begin Records

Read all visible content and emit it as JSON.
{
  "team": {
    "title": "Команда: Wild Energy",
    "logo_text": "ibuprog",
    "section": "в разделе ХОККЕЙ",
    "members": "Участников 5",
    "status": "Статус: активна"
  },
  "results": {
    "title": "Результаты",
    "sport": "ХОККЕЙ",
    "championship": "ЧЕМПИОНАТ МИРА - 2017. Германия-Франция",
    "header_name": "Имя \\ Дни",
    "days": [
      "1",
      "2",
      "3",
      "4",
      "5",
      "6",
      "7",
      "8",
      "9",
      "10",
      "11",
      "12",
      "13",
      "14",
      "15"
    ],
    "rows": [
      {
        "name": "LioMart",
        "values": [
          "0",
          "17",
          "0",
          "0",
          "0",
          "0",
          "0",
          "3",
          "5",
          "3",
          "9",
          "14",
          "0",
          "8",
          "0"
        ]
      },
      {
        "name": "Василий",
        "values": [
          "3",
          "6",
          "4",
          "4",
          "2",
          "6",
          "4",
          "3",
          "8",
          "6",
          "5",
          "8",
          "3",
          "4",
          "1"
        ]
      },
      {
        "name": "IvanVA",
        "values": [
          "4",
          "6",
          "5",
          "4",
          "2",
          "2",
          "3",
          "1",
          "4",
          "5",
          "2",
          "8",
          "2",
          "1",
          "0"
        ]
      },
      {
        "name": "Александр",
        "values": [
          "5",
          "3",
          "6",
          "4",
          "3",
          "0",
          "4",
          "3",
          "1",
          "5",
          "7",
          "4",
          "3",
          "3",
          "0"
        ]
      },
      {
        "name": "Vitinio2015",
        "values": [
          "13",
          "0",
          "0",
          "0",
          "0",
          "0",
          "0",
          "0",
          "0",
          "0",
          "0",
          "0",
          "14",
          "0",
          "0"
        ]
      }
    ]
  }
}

end Records

Problem to work on: Write out the material from the first line to the last, exactly.

Answer:
Read all visible content and emit it as JSON.
{
  "team": {
    "title": "Команда: Wild Energy",
    "logo_text": "ibuprog",
    "section": "в разделе ХОККЕЙ",
    "members": "Участников 5",
    "status": "Статус: активна"
  },
  "results": {
    "title": "Результаты",
    "sport": "ХОККЕЙ",
    "championship": "ЧЕМПИОНАТ МИРА - 2017. Германия-Франция",
    "header_name": "Имя \\ Дни",
    "days": [
      "1",
      "2",
      "3",
      "4",
      "5",
      "6",
      "7",
      "8",
      "9",
      "10",
      "11",
      "12",
      "13",
      "14",
      "15"
    ],
    "rows": [
      {
        "name": "LioMart",
        "values": [
          "0",
          "17",
          "0",
          "0",
          "0",
          "0",
          "0",
          "3",
          "5",
          "3",
          "9",
          "14",
          "0",
          "8",
          "0"
        ]
      },
      {
        "name": "Василий",
        "values": [
          "3",
          "6",
          "4",
          "4",
          "2",
          "6",
          "4",
          "3",
          "8",
          "6",
          "5",
          "8",
          "3",
          "4",
          "1"
        ]
      },
      {
        "name": "IvanVA",
        "values": [
          "4",
          "6",
          "5",
          "4",
          "2",
          "2",
          "3",
          "1",
          "4",
          "5",
          "2",
          "8",
          "2",
          "1",
          "0"
        ]
      },
      {
        "name": "Александр",
        "values": [
          "5",
          "3",
          "6",
          "4",
          "3",
          "0",
          "4",
          "3",
          "1",
          "5",
          "7",
          "4",
          "3",
          "3",
          "0"
        ]
      },
      {
        "name": "Vitinio2015",
        "values": [
          "13",
          "0",
          "0",
          "0",
          "0",
          "0",
          "0",
          "0",
          "0",
          "0",
          "0",
          "0",
          "14",
          "0",
          "0"
        ]
      }
    ]
  }
}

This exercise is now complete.